DATASET ROWS:
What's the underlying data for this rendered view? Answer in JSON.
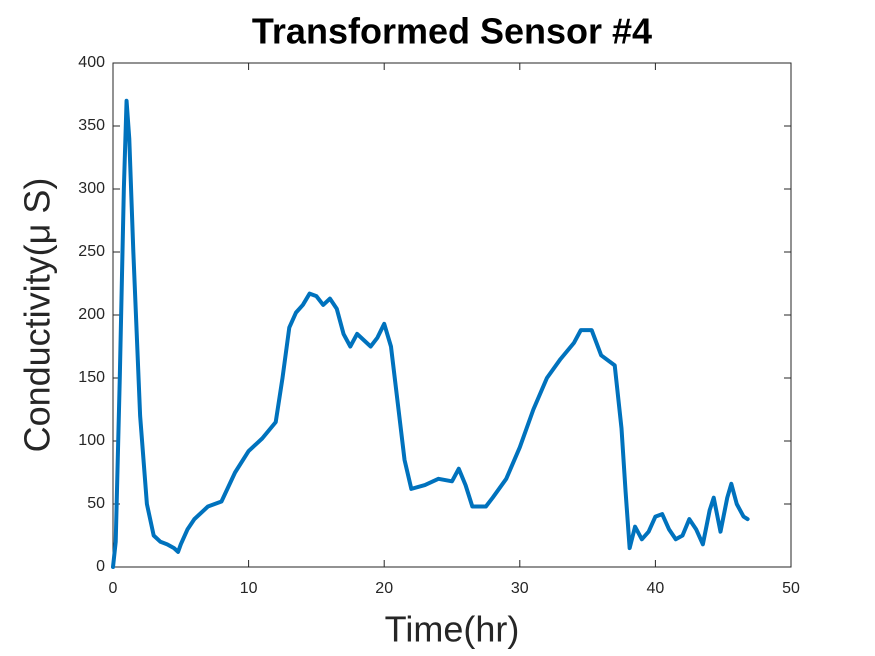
{
  "chart_data": {
    "type": "line",
    "title": "Transformed Sensor #4",
    "x_label": "Time(hr)",
    "y_label": "Conductivity(μ S)",
    "x": [
      0,
      0.2,
      0.5,
      0.8,
      1.0,
      1.2,
      1.5,
      2,
      2.5,
      3,
      3.5,
      4,
      4.5,
      4.8,
      5,
      5.5,
      6,
      7,
      8,
      9,
      10,
      11,
      12,
      12.5,
      13,
      13.5,
      14,
      14.5,
      15,
      15.5,
      16,
      16.5,
      17,
      17.5,
      18,
      19,
      19.5,
      20,
      20.5,
      21,
      21.5,
      22,
      23,
      24,
      25,
      25.5,
      26,
      26.5,
      27.5,
      28,
      29,
      30,
      31,
      32,
      33,
      34,
      34.5,
      35.3,
      36,
      37,
      37.5,
      37.8,
      38.1,
      38.5,
      39,
      39.5,
      40,
      40.5,
      41,
      41.5,
      42,
      42.5,
      43,
      43.5,
      44,
      44.3,
      44.8,
      45.3,
      45.6,
      46,
      46.5,
      46.8
    ],
    "values": [
      0,
      20,
      150,
      300,
      370,
      340,
      250,
      120,
      50,
      25,
      20,
      18,
      15,
      12,
      18,
      30,
      38,
      48,
      52,
      75,
      92,
      102,
      115,
      150,
      190,
      202,
      208,
      217,
      215,
      208,
      213,
      205,
      185,
      175,
      185,
      175,
      182,
      193,
      175,
      130,
      85,
      62,
      65,
      70,
      68,
      78,
      65,
      48,
      48,
      55,
      70,
      95,
      125,
      150,
      165,
      178,
      188,
      188,
      168,
      160,
      110,
      60,
      15,
      32,
      22,
      28,
      40,
      42,
      30,
      22,
      25,
      38,
      30,
      18,
      45,
      55,
      28,
      55,
      66,
      50,
      40,
      38
    ],
    "color": "#0072bd",
    "xlim": [
      0,
      50
    ],
    "xticks": [
      0,
      10,
      20,
      30,
      40,
      50
    ],
    "ylim": [
      0,
      400
    ],
    "yticks": [
      0,
      50,
      100,
      150,
      200,
      250,
      300,
      350,
      400
    ],
    "grid": false
  }
}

REQUIRED TASK: Will you set down the records word for word while leaving out every picture?

ANSWER TO THIS PROBLEM:
What's the underlying data for this rendered view? Answer in JSON.
{
  "chart_data": {
    "type": "line",
    "title": "Transformed Sensor #4",
    "x_label": "Time(hr)",
    "y_label": "Conductivity(μ S)",
    "x": [
      0,
      0.2,
      0.5,
      0.8,
      1.0,
      1.2,
      1.5,
      2,
      2.5,
      3,
      3.5,
      4,
      4.5,
      4.8,
      5,
      5.5,
      6,
      7,
      8,
      9,
      10,
      11,
      12,
      12.5,
      13,
      13.5,
      14,
      14.5,
      15,
      15.5,
      16,
      16.5,
      17,
      17.5,
      18,
      19,
      19.5,
      20,
      20.5,
      21,
      21.5,
      22,
      23,
      24,
      25,
      25.5,
      26,
      26.5,
      27.5,
      28,
      29,
      30,
      31,
      32,
      33,
      34,
      34.5,
      35.3,
      36,
      37,
      37.5,
      37.8,
      38.1,
      38.5,
      39,
      39.5,
      40,
      40.5,
      41,
      41.5,
      42,
      42.5,
      43,
      43.5,
      44,
      44.3,
      44.8,
      45.3,
      45.6,
      46,
      46.5,
      46.8
    ],
    "values": [
      0,
      20,
      150,
      300,
      370,
      340,
      250,
      120,
      50,
      25,
      20,
      18,
      15,
      12,
      18,
      30,
      38,
      48,
      52,
      75,
      92,
      102,
      115,
      150,
      190,
      202,
      208,
      217,
      215,
      208,
      213,
      205,
      185,
      175,
      185,
      175,
      182,
      193,
      175,
      130,
      85,
      62,
      65,
      70,
      68,
      78,
      65,
      48,
      48,
      55,
      70,
      95,
      125,
      150,
      165,
      178,
      188,
      188,
      168,
      160,
      110,
      60,
      15,
      32,
      22,
      28,
      40,
      42,
      30,
      22,
      25,
      38,
      30,
      18,
      45,
      55,
      28,
      55,
      66,
      50,
      40,
      38
    ],
    "color": "#0072bd",
    "xlim": [
      0,
      50
    ],
    "xticks": [
      0,
      10,
      20,
      30,
      40,
      50
    ],
    "ylim": [
      0,
      400
    ],
    "yticks": [
      0,
      50,
      100,
      150,
      200,
      250,
      300,
      350,
      400
    ],
    "grid": false
  }
}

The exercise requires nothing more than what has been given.